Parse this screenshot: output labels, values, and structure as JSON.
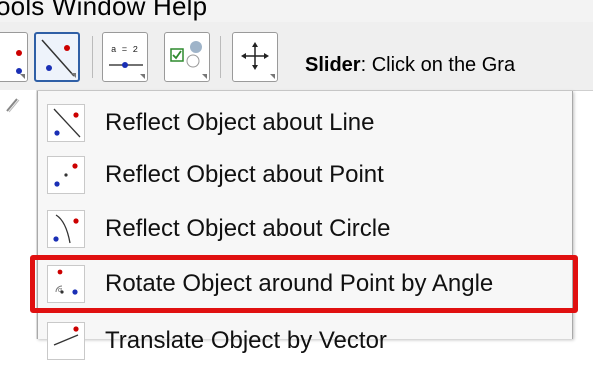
{
  "menubar": {
    "text": "ools   Window   Help"
  },
  "toolbar": {
    "slider_help_bold": "Slider",
    "slider_help_rest": ": Click on the Gra",
    "tool_value_label": "a = 2"
  },
  "menu": {
    "items": [
      {
        "label": "Reflect Object about Line",
        "icon": "reflect-line-icon"
      },
      {
        "label": "Reflect Object about Point",
        "icon": "reflect-point-icon"
      },
      {
        "label": "Reflect Object about Circle",
        "icon": "reflect-circle-icon"
      },
      {
        "label": "Rotate Object around Point by Angle",
        "icon": "rotate-icon",
        "highlighted": true
      },
      {
        "label": "Translate Object by Vector",
        "icon": "translate-vector-icon"
      }
    ]
  },
  "colors": {
    "highlight": "#e01010",
    "active_tool": "#2f5fa6",
    "point_red": "#cc0000",
    "point_blue": "#1a2fb5"
  }
}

> _Direction_
Copy every line of the data exactly as written, excluding the pictures.

> _Output of the task_
Parse this screenshot: output labels, values, and structure as JSON.
{
  "menubar": {
    "text": "ools   Window   Help"
  },
  "toolbar": {
    "slider_help_bold": "Slider",
    "slider_help_rest": ": Click on the Gra",
    "tool_value_label": "a = 2"
  },
  "menu": {
    "items": [
      {
        "label": "Reflect Object about Line",
        "icon": "reflect-line-icon"
      },
      {
        "label": "Reflect Object about Point",
        "icon": "reflect-point-icon"
      },
      {
        "label": "Reflect Object about Circle",
        "icon": "reflect-circle-icon"
      },
      {
        "label": "Rotate Object around Point by Angle",
        "icon": "rotate-icon",
        "highlighted": true
      },
      {
        "label": "Translate Object by Vector",
        "icon": "translate-vector-icon"
      }
    ]
  },
  "colors": {
    "highlight": "#e01010",
    "active_tool": "#2f5fa6",
    "point_red": "#cc0000",
    "point_blue": "#1a2fb5"
  }
}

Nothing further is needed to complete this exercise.